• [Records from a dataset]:
— start —

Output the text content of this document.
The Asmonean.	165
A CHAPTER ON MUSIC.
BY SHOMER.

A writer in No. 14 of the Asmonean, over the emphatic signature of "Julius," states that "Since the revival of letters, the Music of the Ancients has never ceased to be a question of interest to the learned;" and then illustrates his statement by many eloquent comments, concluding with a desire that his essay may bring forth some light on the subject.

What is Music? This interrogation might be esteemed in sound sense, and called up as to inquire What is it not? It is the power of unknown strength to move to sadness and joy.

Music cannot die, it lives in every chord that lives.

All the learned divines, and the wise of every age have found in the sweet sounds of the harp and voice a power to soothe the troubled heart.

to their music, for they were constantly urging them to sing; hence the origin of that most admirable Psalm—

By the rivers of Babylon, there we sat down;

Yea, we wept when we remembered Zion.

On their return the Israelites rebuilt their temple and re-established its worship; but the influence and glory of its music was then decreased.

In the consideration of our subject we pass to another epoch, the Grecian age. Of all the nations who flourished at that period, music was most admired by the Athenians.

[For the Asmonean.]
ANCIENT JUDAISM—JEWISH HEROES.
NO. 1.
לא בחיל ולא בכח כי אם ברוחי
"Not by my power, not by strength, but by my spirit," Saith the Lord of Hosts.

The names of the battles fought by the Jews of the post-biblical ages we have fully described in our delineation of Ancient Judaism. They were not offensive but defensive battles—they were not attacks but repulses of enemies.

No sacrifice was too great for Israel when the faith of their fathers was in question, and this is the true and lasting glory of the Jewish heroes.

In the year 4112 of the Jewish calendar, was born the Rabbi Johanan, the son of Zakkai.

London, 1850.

— end —

• [What is required]: Exactly as written, please output every entry.

• [The output]:
Output the text content of this document.
The Asmonean.	165
A CHAPTER ON MUSIC.
BY SHOMER.

A writer in No. 14 of the Asmonean, over the emphatic signature of "Julius," states that "Since the revival of letters, the Music of the Ancients has never ceased to be a question of interest to the learned;" and then illustrates his statement by many eloquent comments, concluding with a desire that his essay may bring forth some light on the subject.

What is Music? This interrogation might be esteemed in sound sense, and called up as to inquire What is it not? It is the power of unknown strength to move to sadness and joy.

Music cannot die, it lives in every chord that lives.

All the learned divines, and the wise of every age have found in the sweet sounds of the harp and voice a power to soothe the troubled heart.

to their music, for they were constantly urging them to sing; hence the origin of that most admirable Psalm—

By the rivers of Babylon, there we sat down;

Yea, we wept when we remembered Zion.

On their return the Israelites rebuilt their temple and re-established its worship; but the influence and glory of its music was then decreased.

In the consideration of our subject we pass to another epoch, the Grecian age. Of all the nations who flourished at that period, music was most admired by the Athenians.

[For the Asmonean.]
ANCIENT JUDAISM—JEWISH HEROES.
NO. 1.
לא בחיל ולא בכח כי אם ברוחי
"Not by my power, not by strength, but by my spirit," Saith the Lord of Hosts.

The names of the battles fought by the Jews of the post-biblical ages we have fully described in our delineation of Ancient Judaism. They were not offensive but defensive battles—they were not attacks but repulses of enemies.

No sacrifice was too great for Israel when the faith of their fathers was in question, and this is the true and lasting glory of the Jewish heroes.

In the year 4112 of the Jewish calendar, was born the Rabbi Johanan, the son of Zakkai.

London, 1850.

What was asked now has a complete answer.